Brief
Retype the material below. Keep every word exactly as it is.
(begin)
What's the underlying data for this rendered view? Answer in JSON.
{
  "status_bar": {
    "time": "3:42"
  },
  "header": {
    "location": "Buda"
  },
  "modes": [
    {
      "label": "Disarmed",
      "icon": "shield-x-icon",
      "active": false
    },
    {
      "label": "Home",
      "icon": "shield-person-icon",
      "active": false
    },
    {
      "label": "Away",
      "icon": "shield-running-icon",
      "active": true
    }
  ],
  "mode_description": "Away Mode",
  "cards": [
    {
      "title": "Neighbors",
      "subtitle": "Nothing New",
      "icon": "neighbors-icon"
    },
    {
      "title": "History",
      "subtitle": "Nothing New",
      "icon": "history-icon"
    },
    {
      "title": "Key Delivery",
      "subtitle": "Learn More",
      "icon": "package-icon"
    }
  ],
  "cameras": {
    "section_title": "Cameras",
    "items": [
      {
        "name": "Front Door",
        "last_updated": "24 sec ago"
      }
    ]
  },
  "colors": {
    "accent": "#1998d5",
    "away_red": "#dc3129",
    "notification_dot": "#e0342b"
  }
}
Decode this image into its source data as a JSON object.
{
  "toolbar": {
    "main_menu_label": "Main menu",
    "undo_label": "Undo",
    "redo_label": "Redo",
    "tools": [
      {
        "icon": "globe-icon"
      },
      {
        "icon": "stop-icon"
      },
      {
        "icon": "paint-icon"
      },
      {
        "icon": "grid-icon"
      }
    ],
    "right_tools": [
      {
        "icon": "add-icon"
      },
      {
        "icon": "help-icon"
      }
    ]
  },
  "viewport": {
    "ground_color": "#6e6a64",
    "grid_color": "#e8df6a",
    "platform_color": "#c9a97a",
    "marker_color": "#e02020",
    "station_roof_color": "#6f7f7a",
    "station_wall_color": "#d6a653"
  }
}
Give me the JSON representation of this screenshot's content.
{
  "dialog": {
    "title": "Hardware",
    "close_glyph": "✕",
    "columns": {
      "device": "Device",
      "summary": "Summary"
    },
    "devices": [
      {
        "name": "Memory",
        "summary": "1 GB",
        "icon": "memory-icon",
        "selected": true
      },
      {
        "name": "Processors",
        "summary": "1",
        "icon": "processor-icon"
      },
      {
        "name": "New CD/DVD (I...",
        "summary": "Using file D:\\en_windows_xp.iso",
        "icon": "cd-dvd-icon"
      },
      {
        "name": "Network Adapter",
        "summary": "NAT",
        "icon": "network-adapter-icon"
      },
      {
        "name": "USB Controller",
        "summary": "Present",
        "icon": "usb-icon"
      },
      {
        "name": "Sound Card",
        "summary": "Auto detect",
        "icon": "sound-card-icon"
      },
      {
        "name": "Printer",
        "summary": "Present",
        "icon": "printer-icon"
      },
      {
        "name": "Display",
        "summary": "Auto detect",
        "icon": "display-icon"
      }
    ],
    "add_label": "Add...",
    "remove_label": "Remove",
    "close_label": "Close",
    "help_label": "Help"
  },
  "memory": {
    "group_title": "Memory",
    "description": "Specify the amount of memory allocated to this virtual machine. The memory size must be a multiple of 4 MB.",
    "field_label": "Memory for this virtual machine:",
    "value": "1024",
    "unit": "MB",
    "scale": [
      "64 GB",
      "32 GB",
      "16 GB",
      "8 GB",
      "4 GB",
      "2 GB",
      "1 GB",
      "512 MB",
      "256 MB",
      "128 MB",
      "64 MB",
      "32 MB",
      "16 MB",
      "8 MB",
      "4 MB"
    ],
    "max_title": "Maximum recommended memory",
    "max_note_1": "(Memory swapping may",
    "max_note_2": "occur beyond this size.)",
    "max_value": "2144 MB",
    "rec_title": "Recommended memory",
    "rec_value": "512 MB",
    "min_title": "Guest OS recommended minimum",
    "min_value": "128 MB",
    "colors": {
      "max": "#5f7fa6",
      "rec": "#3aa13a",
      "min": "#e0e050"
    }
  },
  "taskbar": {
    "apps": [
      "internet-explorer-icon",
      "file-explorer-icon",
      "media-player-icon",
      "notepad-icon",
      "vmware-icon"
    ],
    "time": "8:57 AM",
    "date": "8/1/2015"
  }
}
(end)
Problem solution
What's the underlying data for this rendered view? Answer in JSON.
{
  "status_bar": {
    "time": "3:42"
  },
  "header": {
    "location": "Buda"
  },
  "modes": [
    {
      "label": "Disarmed",
      "icon": "shield-x-icon",
      "active": false
    },
    {
      "label": "Home",
      "icon": "shield-person-icon",
      "active": false
    },
    {
      "label": "Away",
      "icon": "shield-running-icon",
      "active": true
    }
  ],
  "mode_description": "Away Mode",
  "cards": [
    {
      "title": "Neighbors",
      "subtitle": "Nothing New",
      "icon": "neighbors-icon"
    },
    {
      "title": "History",
      "subtitle": "Nothing New",
      "icon": "history-icon"
    },
    {
      "title": "Key Delivery",
      "subtitle": "Learn More",
      "icon": "package-icon"
    }
  ],
  "cameras": {
    "section_title": "Cameras",
    "items": [
      {
        "name": "Front Door",
        "last_updated": "24 sec ago"
      }
    ]
  },
  "colors": {
    "accent": "#1998d5",
    "away_red": "#dc3129",
    "notification_dot": "#e0342b"
  }
}
Decode this image into its source data as a JSON object.
{
  "toolbar": {
    "main_menu_label": "Main menu",
    "undo_label": "Undo",
    "redo_label": "Redo",
    "tools": [
      {
        "icon": "globe-icon"
      },
      {
        "icon": "stop-icon"
      },
      {
        "icon": "paint-icon"
      },
      {
        "icon": "grid-icon"
      }
    ],
    "right_tools": [
      {
        "icon": "add-icon"
      },
      {
        "icon": "help-icon"
      }
    ]
  },
  "viewport": {
    "ground_color": "#6e6a64",
    "grid_color": "#e8df6a",
    "platform_color": "#c9a97a",
    "marker_color": "#e02020",
    "station_roof_color": "#6f7f7a",
    "station_wall_color": "#d6a653"
  }
}
Give me the JSON representation of this screenshot's content.
{
  "dialog": {
    "title": "Hardware",
    "close_glyph": "✕",
    "columns": {
      "device": "Device",
      "summary": "Summary"
    },
    "devices": [
      {
        "name": "Memory",
        "summary": "1 GB",
        "icon": "memory-icon",
        "selected": true
      },
      {
        "name": "Processors",
        "summary": "1",
        "icon": "processor-icon"
      },
      {
        "name": "New CD/DVD (I...",
        "summary": "Using file D:\\en_windows_xp.iso",
        "icon": "cd-dvd-icon"
      },
      {
        "name": "Network Adapter",
        "summary": "NAT",
        "icon": "network-adapter-icon"
      },
      {
        "name": "USB Controller",
        "summary": "Present",
        "icon": "usb-icon"
      },
      {
        "name": "Sound Card",
        "summary": "Auto detect",
        "icon": "sound-card-icon"
      },
      {
        "name": "Printer",
        "summary": "Present",
        "icon": "printer-icon"
      },
      {
        "name": "Display",
        "summary": "Auto detect",
        "icon": "display-icon"
      }
    ],
    "add_label": "Add...",
    "remove_label": "Remove",
    "close_label": "Close",
    "help_label": "Help"
  },
  "memory": {
    "group_title": "Memory",
    "description": "Specify the amount of memory allocated to this virtual machine. The memory size must be a multiple of 4 MB.",
    "field_label": "Memory for this virtual machine:",
    "value": "1024",
    "unit": "MB",
    "scale": [
      "64 GB",
      "32 GB",
      "16 GB",
      "8 GB",
      "4 GB",
      "2 GB",
      "1 GB",
      "512 MB",
      "256 MB",
      "128 MB",
      "64 MB",
      "32 MB",
      "16 MB",
      "8 MB",
      "4 MB"
    ],
    "max_title": "Maximum recommended memory",
    "max_note_1": "(Memory swapping may",
    "max_note_2": "occur beyond this size.)",
    "max_value": "2144 MB",
    "rec_title": "Recommended memory",
    "rec_value": "512 MB",
    "min_title": "Guest OS recommended minimum",
    "min_value": "128 MB",
    "colors": {
      "max": "#5f7fa6",
      "rec": "#3aa13a",
      "min": "#e0e050"
    }
  },
  "taskbar": {
    "apps": [
      "internet-explorer-icon",
      "file-explorer-icon",
      "media-player-icon",
      "notepad-icon",
      "vmware-icon"
    ],
    "time": "8:57 AM",
    "date": "8/1/2015"
  }
}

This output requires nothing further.